>> begin

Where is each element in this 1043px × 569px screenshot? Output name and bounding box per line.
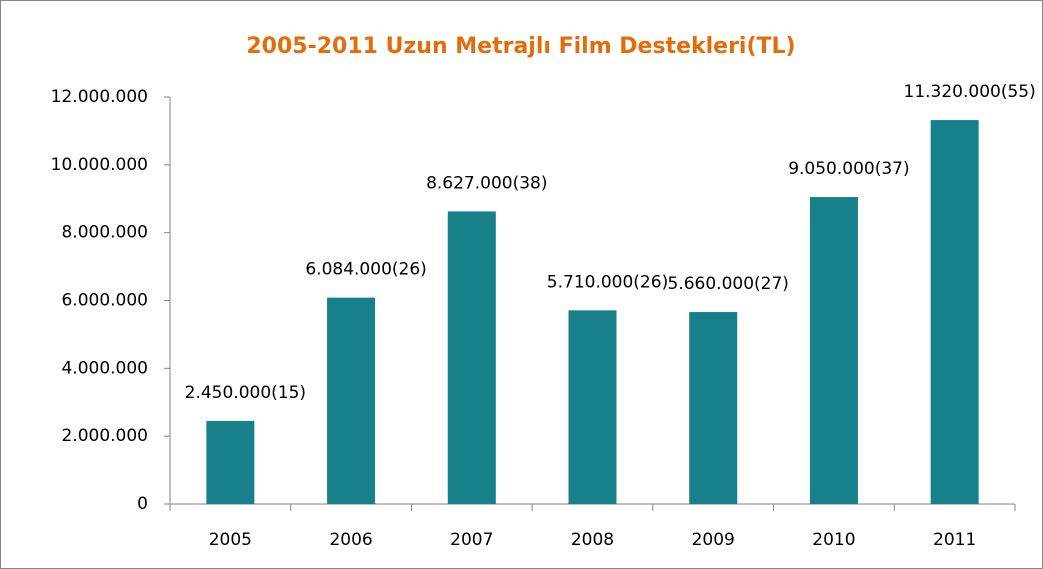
y-tick-label: 0 bbox=[137, 494, 148, 514]
bar bbox=[809, 197, 858, 504]
chart-title: 2005-2011 Uzun Metrajlı Film Destekleri(… bbox=[246, 34, 795, 59]
y-tick-label: 10.000.000 bbox=[51, 155, 148, 175]
value-label: 8.627.000(38) bbox=[426, 173, 547, 193]
y-tick-label: 6.000.000 bbox=[61, 291, 148, 311]
x-tick-label: 2009 bbox=[692, 530, 735, 550]
y-tick-label: 8.000.000 bbox=[61, 223, 148, 243]
bar bbox=[447, 211, 496, 504]
value-label: 6.084.000(26) bbox=[305, 260, 426, 280]
bar bbox=[568, 310, 617, 504]
x-tick-label: 2011 bbox=[933, 530, 976, 550]
x-tick-label: 2010 bbox=[812, 530, 855, 550]
bar bbox=[689, 312, 738, 504]
value-label: 5.660.000(27) bbox=[668, 274, 789, 294]
y-tick-label: 4.000.000 bbox=[61, 358, 148, 378]
value-label: 2.450.000(15) bbox=[185, 383, 306, 403]
value-label: 11.320.000(55) bbox=[904, 82, 1036, 102]
bar bbox=[930, 120, 979, 505]
value-label: 5.710.000(26) bbox=[547, 272, 668, 292]
x-tick-label: 2008 bbox=[571, 530, 614, 550]
value-label: 9.050.000(37) bbox=[788, 159, 909, 179]
x-tick-label: 2007 bbox=[450, 530, 493, 550]
x-tick-label: 2005 bbox=[209, 530, 252, 550]
y-tick-label: 12.000.000 bbox=[51, 87, 148, 107]
y-tick-label: 2.000.000 bbox=[61, 426, 148, 446]
bar bbox=[327, 297, 376, 504]
x-tick-label: 2006 bbox=[329, 530, 372, 550]
bar bbox=[206, 420, 255, 504]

>> end

_Exercise description_:
Rewrite the data above with every "value-label" changed to "data-label" and everything else kept the same. Omit the picture from your answer.

_Solution to this exercise_:
Where is each element in this 1043px × 569px screenshot? Output name and bounding box per line.
y-tick-label: 0 bbox=[137, 494, 148, 514]
bar bbox=[809, 197, 858, 504]
chart-title: 2005-2011 Uzun Metrajlı Film Destekleri(… bbox=[246, 34, 795, 59]
y-tick-label: 10.000.000 bbox=[51, 155, 148, 175]
data-label: 8.627.000(38) bbox=[426, 173, 547, 193]
y-tick-label: 6.000.000 bbox=[61, 291, 148, 311]
x-tick-label: 2009 bbox=[692, 530, 735, 550]
y-tick-label: 8.000.000 bbox=[61, 223, 148, 243]
bar bbox=[447, 211, 496, 504]
data-label: 6.084.000(26) bbox=[305, 260, 426, 280]
bar bbox=[568, 310, 617, 504]
x-tick-label: 2011 bbox=[933, 530, 976, 550]
x-tick-label: 2010 bbox=[812, 530, 855, 550]
bar bbox=[689, 312, 738, 504]
data-label: 5.660.000(27) bbox=[668, 274, 789, 294]
y-tick-label: 4.000.000 bbox=[61, 358, 148, 378]
data-label: 2.450.000(15) bbox=[185, 383, 306, 403]
data-label: 11.320.000(55) bbox=[904, 82, 1036, 102]
bar bbox=[930, 120, 979, 505]
data-label: 5.710.000(26) bbox=[547, 272, 668, 292]
x-tick-label: 2008 bbox=[571, 530, 614, 550]
data-label: 9.050.000(37) bbox=[788, 159, 909, 179]
x-tick-label: 2007 bbox=[450, 530, 493, 550]
x-tick-label: 2005 bbox=[209, 530, 252, 550]
y-tick-label: 12.000.000 bbox=[51, 87, 148, 107]
y-tick-label: 2.000.000 bbox=[61, 426, 148, 446]
bar bbox=[327, 297, 376, 504]
x-tick-label: 2006 bbox=[329, 530, 372, 550]
bar bbox=[206, 420, 255, 504]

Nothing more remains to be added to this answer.